[Data extracted from a collection]
------------------------
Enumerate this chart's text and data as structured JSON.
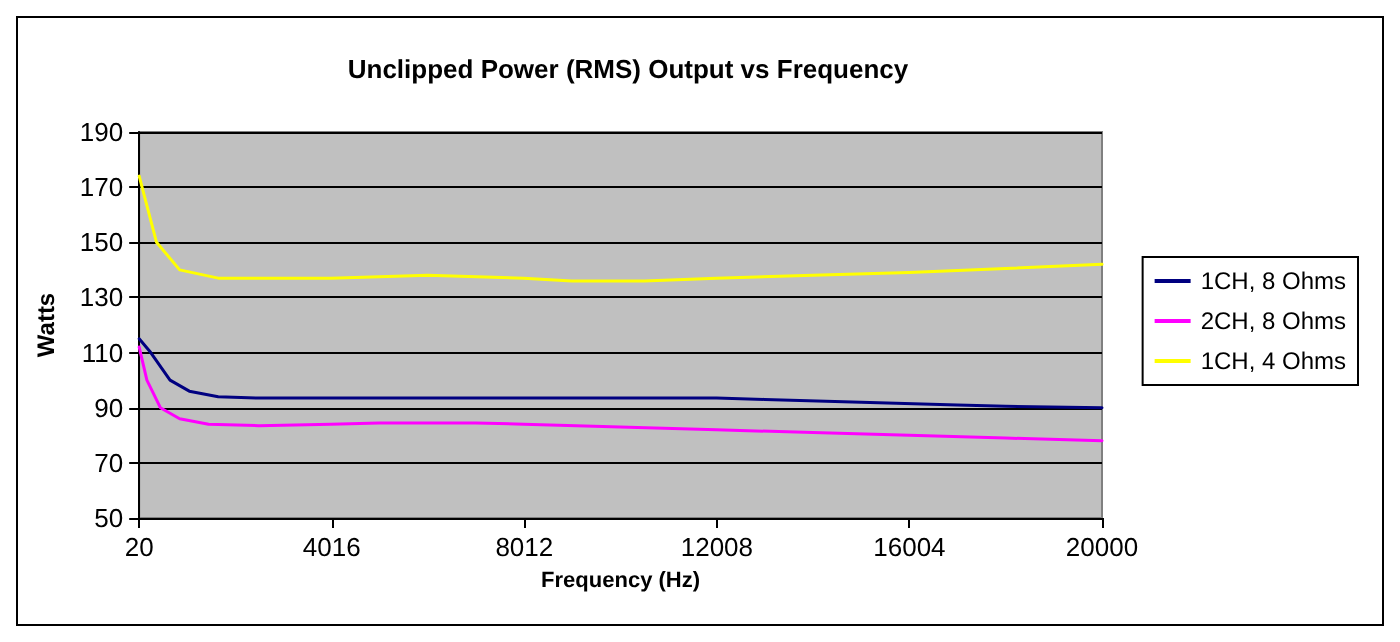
{
  "chart_data": {
    "type": "line",
    "title": "Unclipped Power (RMS) Output vs Frequency",
    "xlabel": "Frequency (Hz)",
    "ylabel": "Watts",
    "xlim": [
      20,
      20000
    ],
    "xticks": [
      20,
      4016,
      8012,
      12008,
      16004,
      20000
    ],
    "ylim": [
      50,
      190
    ],
    "yticks": [
      50,
      70,
      90,
      110,
      130,
      150,
      170,
      190
    ],
    "grid": "y",
    "legend": "right",
    "marker": "none",
    "line_style": "solid",
    "series": [
      {
        "name": "1CH, 8 Ohms",
        "color": "#000080",
        "x": [
          20,
          260,
          660,
          1060,
          1660,
          2500,
          6000,
          12000,
          13000,
          15000,
          17000,
          18000,
          20000
        ],
        "values": [
          115,
          110,
          100,
          96,
          94,
          93.5,
          93.5,
          93.5,
          93,
          92,
          91,
          90.5,
          90
        ]
      },
      {
        "name": "2CH, 8 Ohms",
        "color": "#ff00ff",
        "x": [
          20,
          180,
          460,
          860,
          1460,
          2500,
          4000,
          5000,
          7000,
          8000,
          10000,
          12000,
          14000,
          16000,
          18000,
          20000
        ],
        "values": [
          112,
          100,
          90,
          86,
          84,
          83.5,
          84,
          84.5,
          84.5,
          84,
          83,
          82,
          81,
          80,
          79,
          78
        ]
      },
      {
        "name": "1CH, 4 Ohms",
        "color": "#ffff00",
        "x": [
          20,
          380,
          860,
          1660,
          4000,
          6000,
          8000,
          9000,
          10500,
          12000,
          14000,
          16000,
          18000,
          20000
        ],
        "values": [
          174,
          150,
          140,
          137,
          137,
          138,
          137,
          136,
          136,
          137,
          138,
          139,
          140.5,
          142
        ]
      }
    ]
  }
}
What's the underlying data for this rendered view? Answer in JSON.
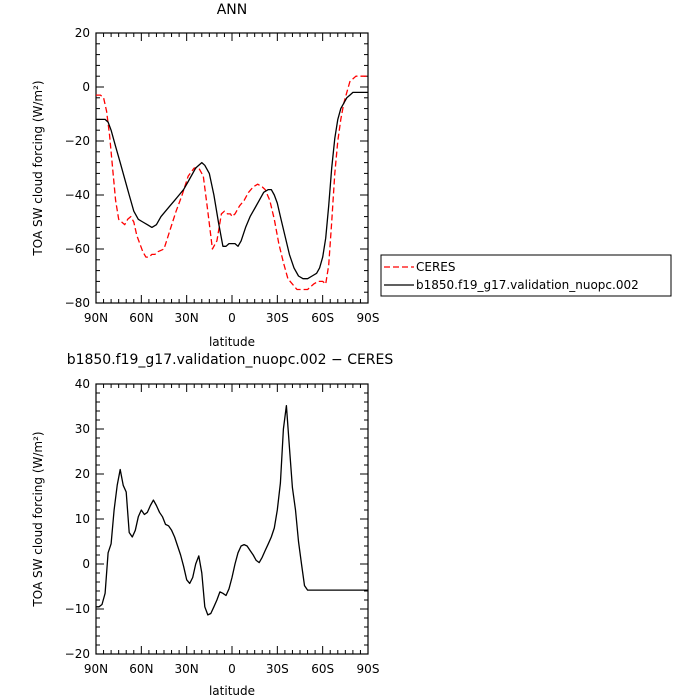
------------------------
▶ [Set exercise]: Give back the entries verbatim. Do not include any picture.

▶ [Result below]:
Enumerate this chart's text and data as structured JSON.
{
  "chart_data": {
    "type": "line",
    "title": "Unclipped Power (RMS) Output vs Frequency",
    "xlabel": "Frequency (Hz)",
    "ylabel": "Watts",
    "xlim": [
      20,
      20000
    ],
    "xticks": [
      20,
      4016,
      8012,
      12008,
      16004,
      20000
    ],
    "ylim": [
      50,
      190
    ],
    "yticks": [
      50,
      70,
      90,
      110,
      130,
      150,
      170,
      190
    ],
    "grid": "y",
    "legend": "right",
    "marker": "none",
    "line_style": "solid",
    "series": [
      {
        "name": "1CH, 8 Ohms",
        "color": "#000080",
        "x": [
          20,
          260,
          660,
          1060,
          1660,
          2500,
          6000,
          12000,
          13000,
          15000,
          17000,
          18000,
          20000
        ],
        "values": [
          115,
          110,
          100,
          96,
          94,
          93.5,
          93.5,
          93.5,
          93,
          92,
          91,
          90.5,
          90
        ]
      },
      {
        "name": "2CH, 8 Ohms",
        "color": "#ff00ff",
        "x": [
          20,
          180,
          460,
          860,
          1460,
          2500,
          4000,
          5000,
          7000,
          8000,
          10000,
          12000,
          14000,
          16000,
          18000,
          20000
        ],
        "values": [
          112,
          100,
          90,
          86,
          84,
          83.5,
          84,
          84.5,
          84.5,
          84,
          83,
          82,
          81,
          80,
          79,
          78
        ]
      },
      {
        "name": "1CH, 4 Ohms",
        "color": "#ffff00",
        "x": [
          20,
          380,
          860,
          1660,
          4000,
          6000,
          8000,
          9000,
          10500,
          12000,
          14000,
          16000,
          18000,
          20000
        ],
        "values": [
          174,
          150,
          140,
          137,
          137,
          138,
          137,
          136,
          136,
          137,
          138,
          139,
          140.5,
          142
        ]
      }
    ]
  }
}
What's the underlying data for this rendered view? Answer in JSON.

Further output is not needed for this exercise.